╭─ INPUT ROWS
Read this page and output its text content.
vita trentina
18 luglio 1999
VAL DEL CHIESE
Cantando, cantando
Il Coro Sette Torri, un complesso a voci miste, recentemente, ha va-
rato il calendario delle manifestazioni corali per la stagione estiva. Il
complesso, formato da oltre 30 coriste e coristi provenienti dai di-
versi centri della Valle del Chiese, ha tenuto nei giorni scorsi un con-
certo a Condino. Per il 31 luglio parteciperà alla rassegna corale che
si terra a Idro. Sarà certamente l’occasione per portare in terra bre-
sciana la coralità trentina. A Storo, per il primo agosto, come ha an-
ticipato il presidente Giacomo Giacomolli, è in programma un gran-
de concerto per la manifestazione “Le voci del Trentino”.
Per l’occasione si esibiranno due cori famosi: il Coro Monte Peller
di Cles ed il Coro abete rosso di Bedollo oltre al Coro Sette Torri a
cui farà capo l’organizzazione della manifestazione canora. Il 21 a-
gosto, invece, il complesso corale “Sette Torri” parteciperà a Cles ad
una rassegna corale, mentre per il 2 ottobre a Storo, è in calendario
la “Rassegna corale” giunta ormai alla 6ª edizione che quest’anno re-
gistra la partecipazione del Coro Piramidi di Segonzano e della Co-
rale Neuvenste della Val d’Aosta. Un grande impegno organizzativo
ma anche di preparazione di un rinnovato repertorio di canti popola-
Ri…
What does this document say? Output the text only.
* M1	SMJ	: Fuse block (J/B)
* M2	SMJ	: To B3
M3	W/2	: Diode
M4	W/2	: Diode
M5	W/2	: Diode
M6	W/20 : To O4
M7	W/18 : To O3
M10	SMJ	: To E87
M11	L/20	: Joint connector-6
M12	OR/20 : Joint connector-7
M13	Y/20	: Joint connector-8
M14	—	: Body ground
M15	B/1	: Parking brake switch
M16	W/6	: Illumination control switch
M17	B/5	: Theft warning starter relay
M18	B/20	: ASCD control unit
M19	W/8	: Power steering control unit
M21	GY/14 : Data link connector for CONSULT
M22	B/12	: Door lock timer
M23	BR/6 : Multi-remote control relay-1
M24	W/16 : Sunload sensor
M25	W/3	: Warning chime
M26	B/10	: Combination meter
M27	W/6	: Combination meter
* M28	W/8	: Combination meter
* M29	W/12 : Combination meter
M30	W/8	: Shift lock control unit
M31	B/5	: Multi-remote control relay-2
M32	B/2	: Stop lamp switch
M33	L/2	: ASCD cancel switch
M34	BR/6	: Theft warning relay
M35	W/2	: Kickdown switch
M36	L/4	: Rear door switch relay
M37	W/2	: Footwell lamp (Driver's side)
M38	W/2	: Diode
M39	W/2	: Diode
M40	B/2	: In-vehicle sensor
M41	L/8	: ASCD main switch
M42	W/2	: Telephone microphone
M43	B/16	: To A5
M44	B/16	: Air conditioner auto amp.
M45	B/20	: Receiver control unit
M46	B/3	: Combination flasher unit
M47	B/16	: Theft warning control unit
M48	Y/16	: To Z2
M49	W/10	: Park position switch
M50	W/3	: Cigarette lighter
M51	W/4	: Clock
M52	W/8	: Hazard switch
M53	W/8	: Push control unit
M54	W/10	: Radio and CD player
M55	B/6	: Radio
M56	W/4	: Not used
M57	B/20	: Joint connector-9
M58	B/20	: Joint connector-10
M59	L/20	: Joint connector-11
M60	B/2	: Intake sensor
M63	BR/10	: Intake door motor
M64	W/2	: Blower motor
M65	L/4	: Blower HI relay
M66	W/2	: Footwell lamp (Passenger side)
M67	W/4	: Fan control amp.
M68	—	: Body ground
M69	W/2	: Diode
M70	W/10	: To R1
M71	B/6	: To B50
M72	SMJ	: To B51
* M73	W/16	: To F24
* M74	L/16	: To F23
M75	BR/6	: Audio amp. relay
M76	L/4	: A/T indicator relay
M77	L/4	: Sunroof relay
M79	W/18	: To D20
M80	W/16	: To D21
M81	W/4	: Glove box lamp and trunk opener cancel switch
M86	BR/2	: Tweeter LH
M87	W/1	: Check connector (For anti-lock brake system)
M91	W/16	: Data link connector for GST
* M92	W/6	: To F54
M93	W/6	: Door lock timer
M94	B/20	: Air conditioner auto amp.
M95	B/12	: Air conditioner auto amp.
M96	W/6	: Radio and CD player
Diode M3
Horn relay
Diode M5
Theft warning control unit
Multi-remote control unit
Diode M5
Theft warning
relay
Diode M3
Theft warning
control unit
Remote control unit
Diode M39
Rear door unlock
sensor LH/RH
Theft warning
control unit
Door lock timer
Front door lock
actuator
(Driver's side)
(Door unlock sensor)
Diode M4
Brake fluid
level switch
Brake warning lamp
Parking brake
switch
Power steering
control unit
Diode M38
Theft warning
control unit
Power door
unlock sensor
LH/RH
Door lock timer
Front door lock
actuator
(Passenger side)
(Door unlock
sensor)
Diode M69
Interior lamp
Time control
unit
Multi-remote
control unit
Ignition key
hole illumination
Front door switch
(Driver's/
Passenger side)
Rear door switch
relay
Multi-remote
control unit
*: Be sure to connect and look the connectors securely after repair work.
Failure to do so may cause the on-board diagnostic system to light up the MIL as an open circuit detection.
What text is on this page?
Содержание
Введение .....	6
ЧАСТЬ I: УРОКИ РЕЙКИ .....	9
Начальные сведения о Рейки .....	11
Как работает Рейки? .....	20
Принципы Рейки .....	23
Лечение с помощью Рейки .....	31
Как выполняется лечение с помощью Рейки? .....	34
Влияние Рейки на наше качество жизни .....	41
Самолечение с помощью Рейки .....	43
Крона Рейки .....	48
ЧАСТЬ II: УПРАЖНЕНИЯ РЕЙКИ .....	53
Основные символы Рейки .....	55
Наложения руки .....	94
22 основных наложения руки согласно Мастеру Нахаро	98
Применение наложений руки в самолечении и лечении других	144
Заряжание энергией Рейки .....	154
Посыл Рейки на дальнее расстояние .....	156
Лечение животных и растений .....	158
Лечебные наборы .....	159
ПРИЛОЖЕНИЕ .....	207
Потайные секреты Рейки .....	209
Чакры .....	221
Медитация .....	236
╰─
> _TASK STATEMENT_
Repeat every line of the records above exactly.

> _EXERCISE SOLUTION_
Read this page and output its text content.
vita trentina
18 luglio 1999
VAL DEL CHIESE
Cantando, cantando
Il Coro Sette Torri, un complesso a voci miste, recentemente, ha va-
rato il calendario delle manifestazioni corali per la stagione estiva. Il
complesso, formato da oltre 30 coriste e coristi provenienti dai di-
versi centri della Valle del Chiese, ha tenuto nei giorni scorsi un con-
certo a Condino. Per il 31 luglio parteciperà alla rassegna corale che
si terra a Idro. Sarà certamente l’occasione per portare in terra bre-
sciana la coralità trentina. A Storo, per il primo agosto, come ha an-
ticipato il presidente Giacomo Giacomolli, è in programma un gran-
de concerto per la manifestazione “Le voci del Trentino”.
Per l’occasione si esibiranno due cori famosi: il Coro Monte Peller
di Cles ed il Coro abete rosso di Bedollo oltre al Coro Sette Torri a
cui farà capo l’organizzazione della manifestazione canora. Il 21 a-
gosto, invece, il complesso corale “Sette Torri” parteciperà a Cles ad
una rassegna corale, mentre per il 2 ottobre a Storo, è in calendario
la “Rassegna corale” giunta ormai alla 6ª edizione che quest’anno re-
gistra la partecipazione del Coro Piramidi di Segonzano e della Co-
rale Neuvenste della Val d’Aosta. Un grande impegno organizzativo
ma anche di preparazione di un rinnovato repertorio di canti popola-
Ri…
What does this document say? Output the text only.
* M1	SMJ	: Fuse block (J/B)
* M2	SMJ	: To B3
M3	W/2	: Diode
M4	W/2	: Diode
M5	W/2	: Diode
M6	W/20 : To O4
M7	W/18 : To O3
M10	SMJ	: To E87
M11	L/20	: Joint connector-6
M12	OR/20 : Joint connector-7
M13	Y/20	: Joint connector-8
M14	—	: Body ground
M15	B/1	: Parking brake switch
M16	W/6	: Illumination control switch
M17	B/5	: Theft warning starter relay
M18	B/20	: ASCD control unit
M19	W/8	: Power steering control unit
M21	GY/14 : Data link connector for CONSULT
M22	B/12	: Door lock timer
M23	BR/6 : Multi-remote control relay-1
M24	W/16 : Sunload sensor
M25	W/3	: Warning chime
M26	B/10	: Combination meter
M27	W/6	: Combination meter
* M28	W/8	: Combination meter
* M29	W/12 : Combination meter
M30	W/8	: Shift lock control unit
M31	B/5	: Multi-remote control relay-2
M32	B/2	: Stop lamp switch
M33	L/2	: ASCD cancel switch
M34	BR/6	: Theft warning relay
M35	W/2	: Kickdown switch
M36	L/4	: Rear door switch relay
M37	W/2	: Footwell lamp (Driver's side)
M38	W/2	: Diode
M39	W/2	: Diode
M40	B/2	: In-vehicle sensor
M41	L/8	: ASCD main switch
M42	W/2	: Telephone microphone
M43	B/16	: To A5
M44	B/16	: Air conditioner auto amp.
M45	B/20	: Receiver control unit
M46	B/3	: Combination flasher unit
M47	B/16	: Theft warning control unit
M48	Y/16	: To Z2
M49	W/10	: Park position switch
M50	W/3	: Cigarette lighter
M51	W/4	: Clock
M52	W/8	: Hazard switch
M53	W/8	: Push control unit
M54	W/10	: Radio and CD player
M55	B/6	: Radio
M56	W/4	: Not used
M57	B/20	: Joint connector-9
M58	B/20	: Joint connector-10
M59	L/20	: Joint connector-11
M60	B/2	: Intake sensor
M63	BR/10	: Intake door motor
M64	W/2	: Blower motor
M65	L/4	: Blower HI relay
M66	W/2	: Footwell lamp (Passenger side)
M67	W/4	: Fan control amp.
M68	—	: Body ground
M69	W/2	: Diode
M70	W/10	: To R1
M71	B/6	: To B50
M72	SMJ	: To B51
* M73	W/16	: To F24
* M74	L/16	: To F23
M75	BR/6	: Audio amp. relay
M76	L/4	: A/T indicator relay
M77	L/4	: Sunroof relay
M79	W/18	: To D20
M80	W/16	: To D21
M81	W/4	: Glove box lamp and trunk opener cancel switch
M86	BR/2	: Tweeter LH
M87	W/1	: Check connector (For anti-lock brake system)
M91	W/16	: Data link connector for GST
* M92	W/6	: To F54
M93	W/6	: Door lock timer
M94	B/20	: Air conditioner auto amp.
M95	B/12	: Air conditioner auto amp.
M96	W/6	: Radio and CD player
Diode M3
Horn relay
Diode M5
Theft warning control unit
Multi-remote control unit
Diode M5
Theft warning
relay
Diode M3
Theft warning
control unit
Remote control unit
Diode M39
Rear door unlock
sensor LH/RH
Theft warning
control unit
Door lock timer
Front door lock
actuator
(Driver's side)
(Door unlock sensor)
Diode M4
Brake fluid
level switch
Brake warning lamp
Parking brake
switch
Power steering
control unit
Diode M38
Theft warning
control unit
Power door
unlock sensor
LH/RH
Door lock timer
Front door lock
actuator
(Passenger side)
(Door unlock
sensor)
Diode M69
Interior lamp
Time control
unit
Multi-remote
control unit
Ignition key
hole illumination
Front door switch
(Driver's/
Passenger side)
Rear door switch
relay
Multi-remote
control unit
*: Be sure to connect and look the connectors securely after repair work.
Failure to do so may cause the on-board diagnostic system to light up the MIL as an open circuit detection.
What text is on this page?
Содержание
Введение .....	6
ЧАСТЬ I: УРОКИ РЕЙКИ .....	9
Начальные сведения о Рейки .....	11
Как работает Рейки? .....	20
Принципы Рейки .....	23
Лечение с помощью Рейки .....	31
Как выполняется лечение с помощью Рейки? .....	34
Влияние Рейки на наше качество жизни .....	41
Самолечение с помощью Рейки .....	43
Крона Рейки .....	48
ЧАСТЬ II: УПРАЖНЕНИЯ РЕЙКИ .....	53
Основные символы Рейки .....	55
Наложения руки .....	94
22 основных наложения руки согласно Мастеру Нахаро	98
Применение наложений руки в самолечении и лечении других	144
Заряжание энергией Рейки .....	154
Посыл Рейки на дальнее расстояние .....	156
Лечение животных и растений .....	158
Лечебные наборы .....	159
ПРИЛОЖЕНИЕ .....	207
Потайные секреты Рейки .....	209
Чакры .....	221
Медитация .....	236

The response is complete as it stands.